### RAW RECORDS

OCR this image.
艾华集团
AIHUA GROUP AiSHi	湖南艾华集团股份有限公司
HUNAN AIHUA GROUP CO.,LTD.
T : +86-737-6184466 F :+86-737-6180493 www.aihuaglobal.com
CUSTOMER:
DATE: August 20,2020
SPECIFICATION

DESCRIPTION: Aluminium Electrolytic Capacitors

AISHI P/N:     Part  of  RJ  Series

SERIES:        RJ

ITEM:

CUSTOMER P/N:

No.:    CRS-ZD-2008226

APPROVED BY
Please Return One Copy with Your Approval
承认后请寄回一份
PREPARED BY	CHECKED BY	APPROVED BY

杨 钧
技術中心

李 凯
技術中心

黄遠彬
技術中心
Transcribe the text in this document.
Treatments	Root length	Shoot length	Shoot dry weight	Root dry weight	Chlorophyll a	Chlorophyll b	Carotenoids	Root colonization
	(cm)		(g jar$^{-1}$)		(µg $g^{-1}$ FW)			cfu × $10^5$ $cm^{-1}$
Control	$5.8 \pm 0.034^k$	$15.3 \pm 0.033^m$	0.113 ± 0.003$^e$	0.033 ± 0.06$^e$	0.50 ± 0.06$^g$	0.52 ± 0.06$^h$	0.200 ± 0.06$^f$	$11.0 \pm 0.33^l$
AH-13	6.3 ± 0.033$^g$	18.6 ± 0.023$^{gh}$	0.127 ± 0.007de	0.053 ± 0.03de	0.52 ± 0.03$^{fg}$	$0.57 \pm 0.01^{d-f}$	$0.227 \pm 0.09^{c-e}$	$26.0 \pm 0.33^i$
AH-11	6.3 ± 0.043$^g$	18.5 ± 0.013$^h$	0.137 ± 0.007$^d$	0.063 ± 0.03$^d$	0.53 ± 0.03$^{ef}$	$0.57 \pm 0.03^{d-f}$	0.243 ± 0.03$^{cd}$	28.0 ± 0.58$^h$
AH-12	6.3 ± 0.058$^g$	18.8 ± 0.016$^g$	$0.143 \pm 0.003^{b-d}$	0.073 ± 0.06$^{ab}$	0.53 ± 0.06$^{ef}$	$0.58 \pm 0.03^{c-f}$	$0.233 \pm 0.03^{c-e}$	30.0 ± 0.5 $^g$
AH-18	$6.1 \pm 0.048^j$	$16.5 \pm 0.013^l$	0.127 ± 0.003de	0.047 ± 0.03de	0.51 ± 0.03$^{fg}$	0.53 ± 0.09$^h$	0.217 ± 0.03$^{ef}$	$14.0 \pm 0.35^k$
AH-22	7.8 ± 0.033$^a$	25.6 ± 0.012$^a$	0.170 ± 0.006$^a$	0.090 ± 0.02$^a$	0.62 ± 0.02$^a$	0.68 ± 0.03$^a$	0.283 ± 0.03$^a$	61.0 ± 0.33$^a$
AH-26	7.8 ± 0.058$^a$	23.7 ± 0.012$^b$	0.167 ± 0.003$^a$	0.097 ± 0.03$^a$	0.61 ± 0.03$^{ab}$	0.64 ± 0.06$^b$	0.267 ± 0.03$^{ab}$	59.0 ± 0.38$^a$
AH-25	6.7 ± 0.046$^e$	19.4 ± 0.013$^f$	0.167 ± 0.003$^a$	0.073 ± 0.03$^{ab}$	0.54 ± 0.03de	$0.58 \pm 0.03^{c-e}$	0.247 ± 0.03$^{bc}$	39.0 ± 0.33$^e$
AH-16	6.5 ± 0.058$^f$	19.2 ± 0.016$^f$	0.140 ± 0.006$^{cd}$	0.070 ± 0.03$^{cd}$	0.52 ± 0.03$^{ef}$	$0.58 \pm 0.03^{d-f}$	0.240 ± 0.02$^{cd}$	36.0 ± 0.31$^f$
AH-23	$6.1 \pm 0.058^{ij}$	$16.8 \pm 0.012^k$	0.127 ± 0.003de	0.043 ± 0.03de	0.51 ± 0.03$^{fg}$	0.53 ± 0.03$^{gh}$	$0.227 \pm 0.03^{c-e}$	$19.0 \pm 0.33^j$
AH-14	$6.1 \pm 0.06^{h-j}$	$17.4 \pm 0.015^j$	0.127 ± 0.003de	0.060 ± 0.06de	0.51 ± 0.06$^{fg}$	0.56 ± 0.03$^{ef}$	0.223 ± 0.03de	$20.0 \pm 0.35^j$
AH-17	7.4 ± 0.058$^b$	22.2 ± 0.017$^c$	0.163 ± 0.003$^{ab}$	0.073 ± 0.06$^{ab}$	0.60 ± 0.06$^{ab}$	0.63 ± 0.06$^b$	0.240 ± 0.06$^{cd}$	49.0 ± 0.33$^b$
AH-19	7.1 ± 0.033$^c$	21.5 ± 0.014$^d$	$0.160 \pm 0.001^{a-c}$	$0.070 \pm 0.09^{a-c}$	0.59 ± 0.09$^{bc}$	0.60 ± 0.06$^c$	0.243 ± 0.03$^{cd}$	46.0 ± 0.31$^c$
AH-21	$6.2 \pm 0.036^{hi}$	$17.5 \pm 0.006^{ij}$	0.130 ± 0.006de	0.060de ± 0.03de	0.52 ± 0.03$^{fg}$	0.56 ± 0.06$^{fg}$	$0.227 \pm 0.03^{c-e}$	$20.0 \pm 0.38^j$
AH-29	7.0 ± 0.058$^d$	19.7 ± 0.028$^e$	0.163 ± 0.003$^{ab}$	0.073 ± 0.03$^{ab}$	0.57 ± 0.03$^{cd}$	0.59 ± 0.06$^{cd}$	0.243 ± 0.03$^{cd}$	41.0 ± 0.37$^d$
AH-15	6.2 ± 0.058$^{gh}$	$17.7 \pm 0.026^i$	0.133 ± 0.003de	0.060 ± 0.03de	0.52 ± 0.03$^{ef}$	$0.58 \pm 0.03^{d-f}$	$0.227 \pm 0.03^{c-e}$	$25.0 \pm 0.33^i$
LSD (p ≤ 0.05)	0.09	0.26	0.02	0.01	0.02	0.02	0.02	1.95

######

> [AIM] Scan the data for the word "this" and copy every line where it shows up.

> [TASK RESPONSE]
OCR this image.
Transcribe the text in this document.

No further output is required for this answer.